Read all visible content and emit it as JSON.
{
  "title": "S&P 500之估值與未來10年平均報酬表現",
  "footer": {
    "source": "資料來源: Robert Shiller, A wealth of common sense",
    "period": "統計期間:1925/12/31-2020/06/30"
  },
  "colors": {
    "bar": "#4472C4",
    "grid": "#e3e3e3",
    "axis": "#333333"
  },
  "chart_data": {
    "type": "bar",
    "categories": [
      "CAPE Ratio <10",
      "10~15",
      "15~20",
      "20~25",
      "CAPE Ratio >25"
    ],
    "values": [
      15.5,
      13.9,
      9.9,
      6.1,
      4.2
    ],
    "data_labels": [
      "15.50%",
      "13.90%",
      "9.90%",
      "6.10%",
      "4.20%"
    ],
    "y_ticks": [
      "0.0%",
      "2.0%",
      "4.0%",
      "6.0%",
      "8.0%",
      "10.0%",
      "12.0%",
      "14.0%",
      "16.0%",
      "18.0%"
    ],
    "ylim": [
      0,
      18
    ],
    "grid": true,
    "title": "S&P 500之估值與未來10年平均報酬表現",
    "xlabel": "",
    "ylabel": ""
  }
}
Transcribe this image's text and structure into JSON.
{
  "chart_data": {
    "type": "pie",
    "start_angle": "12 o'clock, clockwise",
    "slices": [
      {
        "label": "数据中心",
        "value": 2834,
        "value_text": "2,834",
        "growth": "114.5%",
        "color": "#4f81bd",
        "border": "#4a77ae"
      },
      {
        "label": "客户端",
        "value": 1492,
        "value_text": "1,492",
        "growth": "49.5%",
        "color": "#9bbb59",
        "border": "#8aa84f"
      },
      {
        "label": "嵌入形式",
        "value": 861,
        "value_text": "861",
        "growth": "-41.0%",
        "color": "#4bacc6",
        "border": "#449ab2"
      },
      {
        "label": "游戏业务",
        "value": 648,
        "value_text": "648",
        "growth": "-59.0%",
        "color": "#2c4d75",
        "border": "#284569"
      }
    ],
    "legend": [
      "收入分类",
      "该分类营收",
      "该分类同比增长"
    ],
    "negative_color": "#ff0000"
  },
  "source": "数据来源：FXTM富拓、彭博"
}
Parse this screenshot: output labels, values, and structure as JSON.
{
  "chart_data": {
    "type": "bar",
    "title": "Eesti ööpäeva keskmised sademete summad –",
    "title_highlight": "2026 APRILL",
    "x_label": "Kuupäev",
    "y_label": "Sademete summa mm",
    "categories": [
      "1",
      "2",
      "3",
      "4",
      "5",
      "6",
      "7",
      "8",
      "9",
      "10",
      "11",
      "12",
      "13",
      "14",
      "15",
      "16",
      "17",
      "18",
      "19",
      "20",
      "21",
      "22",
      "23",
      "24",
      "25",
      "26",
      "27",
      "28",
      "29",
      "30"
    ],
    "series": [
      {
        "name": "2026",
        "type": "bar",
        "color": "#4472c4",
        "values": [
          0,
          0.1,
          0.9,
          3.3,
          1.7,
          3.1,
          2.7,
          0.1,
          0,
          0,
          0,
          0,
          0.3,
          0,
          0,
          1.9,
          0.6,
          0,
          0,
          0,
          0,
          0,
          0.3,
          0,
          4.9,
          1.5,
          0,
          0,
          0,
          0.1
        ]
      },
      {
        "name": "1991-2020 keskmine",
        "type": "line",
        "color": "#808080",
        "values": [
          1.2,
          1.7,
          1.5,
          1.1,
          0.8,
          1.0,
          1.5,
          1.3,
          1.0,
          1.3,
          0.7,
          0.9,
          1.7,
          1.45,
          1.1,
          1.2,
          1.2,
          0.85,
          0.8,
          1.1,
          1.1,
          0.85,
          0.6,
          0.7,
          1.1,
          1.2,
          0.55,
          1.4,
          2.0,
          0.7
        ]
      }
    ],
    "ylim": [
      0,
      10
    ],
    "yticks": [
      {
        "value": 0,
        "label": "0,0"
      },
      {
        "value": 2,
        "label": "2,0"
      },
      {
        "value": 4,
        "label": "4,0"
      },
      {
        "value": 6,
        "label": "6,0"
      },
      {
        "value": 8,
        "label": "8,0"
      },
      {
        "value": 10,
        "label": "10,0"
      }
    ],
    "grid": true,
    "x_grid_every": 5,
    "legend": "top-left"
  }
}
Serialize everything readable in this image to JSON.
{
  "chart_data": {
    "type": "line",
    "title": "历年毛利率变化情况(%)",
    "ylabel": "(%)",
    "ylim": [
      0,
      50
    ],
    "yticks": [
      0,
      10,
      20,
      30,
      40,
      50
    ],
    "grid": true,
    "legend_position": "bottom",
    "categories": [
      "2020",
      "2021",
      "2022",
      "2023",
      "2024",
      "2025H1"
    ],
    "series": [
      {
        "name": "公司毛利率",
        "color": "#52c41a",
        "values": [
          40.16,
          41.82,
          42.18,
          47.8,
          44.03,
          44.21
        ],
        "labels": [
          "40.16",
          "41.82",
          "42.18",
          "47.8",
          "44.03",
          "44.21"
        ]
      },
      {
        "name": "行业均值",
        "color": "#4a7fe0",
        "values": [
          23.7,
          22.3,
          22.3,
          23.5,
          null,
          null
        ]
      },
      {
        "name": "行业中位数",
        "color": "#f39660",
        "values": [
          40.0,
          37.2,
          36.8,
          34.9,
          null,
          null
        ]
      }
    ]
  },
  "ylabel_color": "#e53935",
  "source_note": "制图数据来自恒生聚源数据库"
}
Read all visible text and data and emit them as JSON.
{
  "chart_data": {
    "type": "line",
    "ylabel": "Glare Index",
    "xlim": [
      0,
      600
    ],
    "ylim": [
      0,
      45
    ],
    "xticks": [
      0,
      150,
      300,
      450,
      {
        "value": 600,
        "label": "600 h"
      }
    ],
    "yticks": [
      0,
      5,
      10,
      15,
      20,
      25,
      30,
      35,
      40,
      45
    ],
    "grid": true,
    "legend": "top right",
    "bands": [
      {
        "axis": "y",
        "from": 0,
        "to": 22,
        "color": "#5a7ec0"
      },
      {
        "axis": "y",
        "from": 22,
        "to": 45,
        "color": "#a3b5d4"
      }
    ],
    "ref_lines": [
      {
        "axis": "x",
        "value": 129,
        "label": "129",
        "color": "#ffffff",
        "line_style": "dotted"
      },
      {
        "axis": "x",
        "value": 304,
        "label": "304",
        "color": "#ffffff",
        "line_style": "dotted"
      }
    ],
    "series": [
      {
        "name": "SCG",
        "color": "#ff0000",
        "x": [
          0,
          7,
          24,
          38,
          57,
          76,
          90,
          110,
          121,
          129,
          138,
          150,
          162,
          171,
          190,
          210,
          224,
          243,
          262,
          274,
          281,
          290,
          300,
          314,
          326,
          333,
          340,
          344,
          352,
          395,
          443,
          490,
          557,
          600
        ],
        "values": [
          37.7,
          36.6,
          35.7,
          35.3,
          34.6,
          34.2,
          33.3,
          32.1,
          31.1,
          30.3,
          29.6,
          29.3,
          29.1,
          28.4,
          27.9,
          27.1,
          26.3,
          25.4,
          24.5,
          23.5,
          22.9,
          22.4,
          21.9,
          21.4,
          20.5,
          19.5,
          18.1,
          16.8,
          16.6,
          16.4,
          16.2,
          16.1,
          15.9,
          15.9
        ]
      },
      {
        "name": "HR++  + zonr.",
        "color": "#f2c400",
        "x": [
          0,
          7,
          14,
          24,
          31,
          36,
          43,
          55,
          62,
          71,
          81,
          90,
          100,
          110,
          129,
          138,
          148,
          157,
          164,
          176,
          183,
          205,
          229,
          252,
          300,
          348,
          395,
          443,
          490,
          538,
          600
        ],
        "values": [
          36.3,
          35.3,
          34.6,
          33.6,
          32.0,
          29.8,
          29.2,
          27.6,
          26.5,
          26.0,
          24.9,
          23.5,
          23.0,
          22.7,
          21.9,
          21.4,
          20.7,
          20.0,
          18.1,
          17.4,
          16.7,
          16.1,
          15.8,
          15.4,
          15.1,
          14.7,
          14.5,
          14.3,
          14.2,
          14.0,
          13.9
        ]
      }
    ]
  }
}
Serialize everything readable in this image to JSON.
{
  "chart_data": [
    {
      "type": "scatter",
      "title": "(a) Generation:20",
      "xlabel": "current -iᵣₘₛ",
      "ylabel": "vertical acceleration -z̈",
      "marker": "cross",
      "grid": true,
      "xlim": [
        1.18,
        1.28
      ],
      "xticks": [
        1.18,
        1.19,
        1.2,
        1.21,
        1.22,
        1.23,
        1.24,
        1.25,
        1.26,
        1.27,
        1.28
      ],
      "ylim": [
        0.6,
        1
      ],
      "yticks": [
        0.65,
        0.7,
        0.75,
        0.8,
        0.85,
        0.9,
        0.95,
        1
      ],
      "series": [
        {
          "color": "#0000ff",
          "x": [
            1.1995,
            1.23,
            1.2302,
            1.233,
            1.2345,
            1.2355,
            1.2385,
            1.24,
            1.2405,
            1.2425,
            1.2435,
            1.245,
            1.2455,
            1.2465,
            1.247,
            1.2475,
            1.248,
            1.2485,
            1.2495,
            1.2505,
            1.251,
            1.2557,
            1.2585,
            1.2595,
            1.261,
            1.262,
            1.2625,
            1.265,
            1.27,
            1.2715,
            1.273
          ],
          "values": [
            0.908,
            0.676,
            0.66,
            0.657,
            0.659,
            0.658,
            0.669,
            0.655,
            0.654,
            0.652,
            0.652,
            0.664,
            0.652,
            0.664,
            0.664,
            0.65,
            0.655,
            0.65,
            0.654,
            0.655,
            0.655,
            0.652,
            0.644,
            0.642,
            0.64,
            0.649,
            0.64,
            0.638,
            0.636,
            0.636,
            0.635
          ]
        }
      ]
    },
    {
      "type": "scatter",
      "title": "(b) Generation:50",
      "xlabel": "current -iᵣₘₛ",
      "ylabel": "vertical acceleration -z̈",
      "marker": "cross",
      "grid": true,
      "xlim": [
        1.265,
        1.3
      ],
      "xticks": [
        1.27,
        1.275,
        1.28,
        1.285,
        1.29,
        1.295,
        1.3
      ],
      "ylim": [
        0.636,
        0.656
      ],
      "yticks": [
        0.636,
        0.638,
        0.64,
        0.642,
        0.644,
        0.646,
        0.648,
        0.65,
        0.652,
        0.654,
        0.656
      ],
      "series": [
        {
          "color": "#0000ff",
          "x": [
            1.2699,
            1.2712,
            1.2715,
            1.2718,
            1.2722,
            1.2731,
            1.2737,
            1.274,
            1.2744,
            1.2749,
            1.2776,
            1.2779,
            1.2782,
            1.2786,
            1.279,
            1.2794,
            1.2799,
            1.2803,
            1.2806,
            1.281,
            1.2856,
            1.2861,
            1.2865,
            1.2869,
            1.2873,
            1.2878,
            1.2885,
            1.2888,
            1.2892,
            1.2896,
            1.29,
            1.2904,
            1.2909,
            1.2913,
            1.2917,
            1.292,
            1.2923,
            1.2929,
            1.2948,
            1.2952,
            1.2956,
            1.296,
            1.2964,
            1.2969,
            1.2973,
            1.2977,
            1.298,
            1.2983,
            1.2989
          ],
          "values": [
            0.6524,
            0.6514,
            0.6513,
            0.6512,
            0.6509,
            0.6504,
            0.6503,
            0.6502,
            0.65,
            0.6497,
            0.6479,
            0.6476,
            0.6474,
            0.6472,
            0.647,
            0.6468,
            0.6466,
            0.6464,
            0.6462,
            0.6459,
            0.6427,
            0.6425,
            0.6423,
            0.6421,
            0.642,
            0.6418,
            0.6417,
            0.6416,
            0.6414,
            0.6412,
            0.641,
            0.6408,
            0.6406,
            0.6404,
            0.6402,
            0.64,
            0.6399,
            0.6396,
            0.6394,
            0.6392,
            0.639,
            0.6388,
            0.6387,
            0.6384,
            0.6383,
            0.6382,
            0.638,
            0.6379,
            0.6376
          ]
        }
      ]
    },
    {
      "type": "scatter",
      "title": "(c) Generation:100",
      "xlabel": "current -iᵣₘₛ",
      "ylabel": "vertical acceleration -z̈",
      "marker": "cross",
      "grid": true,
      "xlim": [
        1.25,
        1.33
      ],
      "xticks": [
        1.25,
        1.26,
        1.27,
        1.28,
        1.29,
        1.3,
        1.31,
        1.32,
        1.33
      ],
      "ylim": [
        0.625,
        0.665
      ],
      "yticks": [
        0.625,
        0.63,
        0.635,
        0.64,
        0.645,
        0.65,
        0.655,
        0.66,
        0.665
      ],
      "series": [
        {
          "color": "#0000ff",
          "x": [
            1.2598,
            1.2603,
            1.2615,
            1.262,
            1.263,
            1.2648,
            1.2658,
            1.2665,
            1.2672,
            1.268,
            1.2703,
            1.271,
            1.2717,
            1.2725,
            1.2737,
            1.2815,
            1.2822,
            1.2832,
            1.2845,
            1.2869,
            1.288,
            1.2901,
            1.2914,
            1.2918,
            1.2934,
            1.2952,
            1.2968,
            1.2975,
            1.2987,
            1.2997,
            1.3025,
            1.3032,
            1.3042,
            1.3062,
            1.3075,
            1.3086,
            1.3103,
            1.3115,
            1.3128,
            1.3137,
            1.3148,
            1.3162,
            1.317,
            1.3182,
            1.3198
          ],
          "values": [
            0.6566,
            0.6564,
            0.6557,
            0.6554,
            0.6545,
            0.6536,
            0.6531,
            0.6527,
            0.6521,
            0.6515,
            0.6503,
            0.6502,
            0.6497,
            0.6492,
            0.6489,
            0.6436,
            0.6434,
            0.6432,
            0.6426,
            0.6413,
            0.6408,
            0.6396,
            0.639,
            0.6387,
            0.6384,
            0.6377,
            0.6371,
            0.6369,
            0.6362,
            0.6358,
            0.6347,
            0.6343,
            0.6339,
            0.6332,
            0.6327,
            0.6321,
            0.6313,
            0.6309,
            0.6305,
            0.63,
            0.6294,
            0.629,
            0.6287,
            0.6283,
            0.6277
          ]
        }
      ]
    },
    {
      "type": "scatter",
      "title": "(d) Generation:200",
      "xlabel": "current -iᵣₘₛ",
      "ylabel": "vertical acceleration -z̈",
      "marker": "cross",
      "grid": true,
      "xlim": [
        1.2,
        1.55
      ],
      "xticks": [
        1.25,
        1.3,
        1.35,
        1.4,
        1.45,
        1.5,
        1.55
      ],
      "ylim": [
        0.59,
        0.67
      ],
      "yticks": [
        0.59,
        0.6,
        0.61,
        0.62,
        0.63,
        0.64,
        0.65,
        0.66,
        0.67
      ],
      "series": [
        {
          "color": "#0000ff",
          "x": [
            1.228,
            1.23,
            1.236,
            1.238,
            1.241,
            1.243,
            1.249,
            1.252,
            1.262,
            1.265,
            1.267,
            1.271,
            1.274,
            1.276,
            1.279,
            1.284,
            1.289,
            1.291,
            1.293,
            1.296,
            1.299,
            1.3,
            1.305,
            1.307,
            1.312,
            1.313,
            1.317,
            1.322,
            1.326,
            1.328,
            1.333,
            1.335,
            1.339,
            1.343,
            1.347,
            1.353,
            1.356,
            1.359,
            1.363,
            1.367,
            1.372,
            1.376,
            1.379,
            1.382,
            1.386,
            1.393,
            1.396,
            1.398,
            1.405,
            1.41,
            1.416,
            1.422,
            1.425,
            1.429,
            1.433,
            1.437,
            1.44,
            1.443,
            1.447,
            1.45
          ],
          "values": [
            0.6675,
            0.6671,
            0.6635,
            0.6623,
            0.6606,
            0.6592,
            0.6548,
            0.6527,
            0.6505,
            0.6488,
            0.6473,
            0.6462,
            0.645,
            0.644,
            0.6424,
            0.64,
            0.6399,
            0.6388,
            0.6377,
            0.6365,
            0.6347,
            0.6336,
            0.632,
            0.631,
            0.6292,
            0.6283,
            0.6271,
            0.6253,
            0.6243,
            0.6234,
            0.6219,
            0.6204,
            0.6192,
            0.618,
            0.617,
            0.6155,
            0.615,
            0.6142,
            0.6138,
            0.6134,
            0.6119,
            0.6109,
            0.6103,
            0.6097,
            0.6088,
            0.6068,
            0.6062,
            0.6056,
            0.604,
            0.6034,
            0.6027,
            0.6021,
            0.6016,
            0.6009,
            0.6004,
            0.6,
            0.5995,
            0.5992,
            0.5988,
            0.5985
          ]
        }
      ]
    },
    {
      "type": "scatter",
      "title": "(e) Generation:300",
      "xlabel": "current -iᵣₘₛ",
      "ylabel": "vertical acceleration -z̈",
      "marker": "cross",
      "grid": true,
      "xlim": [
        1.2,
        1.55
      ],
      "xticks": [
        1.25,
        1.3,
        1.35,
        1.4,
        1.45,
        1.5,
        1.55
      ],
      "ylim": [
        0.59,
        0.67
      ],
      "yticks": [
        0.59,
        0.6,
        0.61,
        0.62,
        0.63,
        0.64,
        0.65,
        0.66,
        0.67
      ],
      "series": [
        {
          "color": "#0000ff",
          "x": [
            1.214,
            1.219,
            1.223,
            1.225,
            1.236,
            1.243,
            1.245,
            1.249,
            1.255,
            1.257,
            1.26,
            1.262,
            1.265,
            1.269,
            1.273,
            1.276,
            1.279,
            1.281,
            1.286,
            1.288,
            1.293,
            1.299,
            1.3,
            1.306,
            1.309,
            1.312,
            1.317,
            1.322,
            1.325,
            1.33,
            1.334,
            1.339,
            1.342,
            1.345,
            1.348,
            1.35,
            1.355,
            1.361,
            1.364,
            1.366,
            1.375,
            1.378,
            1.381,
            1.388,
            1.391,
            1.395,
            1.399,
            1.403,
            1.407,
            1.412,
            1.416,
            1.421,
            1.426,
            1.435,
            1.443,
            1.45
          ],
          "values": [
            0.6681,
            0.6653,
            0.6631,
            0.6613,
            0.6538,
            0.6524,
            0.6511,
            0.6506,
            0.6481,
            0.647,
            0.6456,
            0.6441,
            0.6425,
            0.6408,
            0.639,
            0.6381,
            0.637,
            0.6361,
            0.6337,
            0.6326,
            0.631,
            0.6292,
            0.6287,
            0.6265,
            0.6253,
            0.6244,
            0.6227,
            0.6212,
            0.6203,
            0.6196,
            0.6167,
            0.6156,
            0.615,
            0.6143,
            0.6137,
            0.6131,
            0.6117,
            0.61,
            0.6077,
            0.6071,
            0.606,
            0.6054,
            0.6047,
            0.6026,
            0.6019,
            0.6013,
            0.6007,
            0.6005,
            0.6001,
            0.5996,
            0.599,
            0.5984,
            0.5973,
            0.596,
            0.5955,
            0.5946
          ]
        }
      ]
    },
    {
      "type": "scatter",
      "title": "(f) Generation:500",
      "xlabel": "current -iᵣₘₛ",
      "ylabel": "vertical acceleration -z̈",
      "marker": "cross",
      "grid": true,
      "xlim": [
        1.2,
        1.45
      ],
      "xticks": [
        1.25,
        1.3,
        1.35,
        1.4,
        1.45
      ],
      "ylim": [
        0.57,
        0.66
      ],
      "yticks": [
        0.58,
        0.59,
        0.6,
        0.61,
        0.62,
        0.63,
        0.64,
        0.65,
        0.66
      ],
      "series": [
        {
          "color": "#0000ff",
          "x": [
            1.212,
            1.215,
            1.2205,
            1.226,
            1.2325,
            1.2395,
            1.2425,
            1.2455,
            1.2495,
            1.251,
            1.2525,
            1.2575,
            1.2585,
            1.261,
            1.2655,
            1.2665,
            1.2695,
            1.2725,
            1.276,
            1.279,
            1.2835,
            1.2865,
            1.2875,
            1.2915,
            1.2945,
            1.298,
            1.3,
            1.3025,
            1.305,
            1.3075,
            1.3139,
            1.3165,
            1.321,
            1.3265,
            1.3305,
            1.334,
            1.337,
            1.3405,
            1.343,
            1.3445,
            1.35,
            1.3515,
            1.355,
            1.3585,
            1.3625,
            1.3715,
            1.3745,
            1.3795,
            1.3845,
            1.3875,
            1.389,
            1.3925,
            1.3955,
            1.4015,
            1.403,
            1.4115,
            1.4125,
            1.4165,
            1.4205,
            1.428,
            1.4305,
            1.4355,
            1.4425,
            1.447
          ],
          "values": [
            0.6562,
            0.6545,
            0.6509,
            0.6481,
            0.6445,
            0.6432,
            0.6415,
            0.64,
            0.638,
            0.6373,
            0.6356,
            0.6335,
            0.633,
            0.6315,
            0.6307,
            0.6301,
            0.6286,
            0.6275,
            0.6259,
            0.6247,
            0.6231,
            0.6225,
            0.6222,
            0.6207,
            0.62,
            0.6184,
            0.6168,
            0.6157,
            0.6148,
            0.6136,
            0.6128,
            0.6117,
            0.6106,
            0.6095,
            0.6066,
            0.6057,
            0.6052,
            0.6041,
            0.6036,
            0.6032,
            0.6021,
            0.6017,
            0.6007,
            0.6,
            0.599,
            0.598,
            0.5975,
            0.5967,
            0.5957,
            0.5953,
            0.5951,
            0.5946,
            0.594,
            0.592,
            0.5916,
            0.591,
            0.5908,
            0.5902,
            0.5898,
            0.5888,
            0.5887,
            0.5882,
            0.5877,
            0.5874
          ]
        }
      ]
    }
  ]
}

== Exercise aim ==
From the entries above, copy every line that holds the word "emit".

== Problem solution ==
Read all visible content and emit it as JSON.
Read all visible text and data and emit them as JSON.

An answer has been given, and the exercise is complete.